## SOURCE DOCUMENT
--------------------------------------------------

Stock Symbol "KEL" – TSX
CALGARY, June 15, 2015 /CNW/ - Kelt Exploration Ltd.
("Kelt" or the "Company") has expanded its capital expenditure
budget to $497 million for 2015, up
$40 million from $457 million. Excluding the corporate acquisition
that was completed on April 16, 2015,
forecasted capital expenditures have been increased by 23% from
$150.0 million to $185.0 million. The increased spending is
expected to result in the drilling of 18 gross (15.7 net) wells
during the year, with the largest increase in the Inga/Fireweed
area in British Columbia.
The Company has increased its forecasted spending on facilities,
equipment and pipelines by 27% from $30.0
million to $38.0 million. As a
result of these expenditures, Kelt expects to have its oil and
liquids production from all of its core producing areas pipeline
connected by the first quarter of 2016. By eliminating trucking
costs and long wait times, corporate production and transportation
expenses per BOE could improve by approximately 7% to 9%.

--------------------------------------------------

## DATASET CONTENT
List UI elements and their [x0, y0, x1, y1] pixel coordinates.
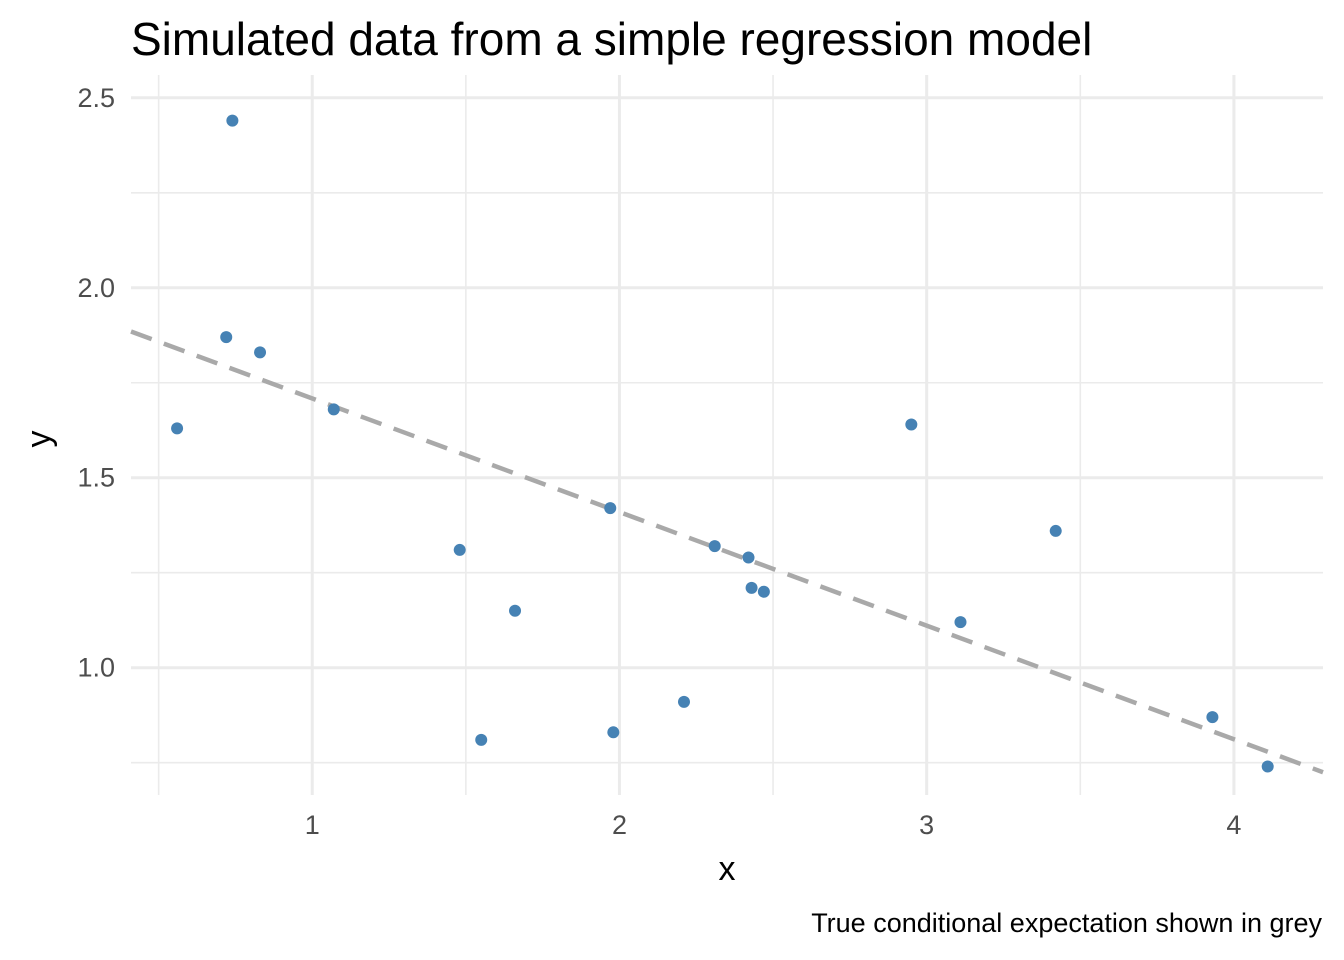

--------------------------------------------------

## EXERCISE INSTRUCTIONS
1) According to the Kelt Exploration press release, by what percentage has forecasted spending on facilities, equipment and pipelines been increased?
2) Carry on the Kelt Exploration press release from its final sentence.
The listing has no connection to the Kelt Exploration press release.

## THE RESULTS
1) It has been increased by 27%, from $30.0 million to $38.0 million.

2)
The Company believes that the current energy business
environment, including lower oil and gas prices compared to 2014,
continues to present acquisition opportunities to companies that
are well financed. As a result, Kelt has increased its land and
property acquisition budget by 16% from $32.0 million to $37.0
million. Early in the second quarter, Kelt completed a
property acquisition in its core area at Karr whereby the Company
acquired a 3.2% ownership interest in the Karr Gas Plant and
approximately 110 BOE per day of production for a purchase price of
$10.0 million. Securing ownership
priority in this gas plant is instrumental in maintaining cash flow
stability in the area, as the Company produces significant amounts
of oil with associated gas production at Karr. In addition, Pembina
Pipeline Corp. is expected to have their Karr oil pipeline lateral
constructed and in service in early 2016 which will transport crude
oil from the Karr area and thereby benefiting Kelt through the
elimination of trucking costs.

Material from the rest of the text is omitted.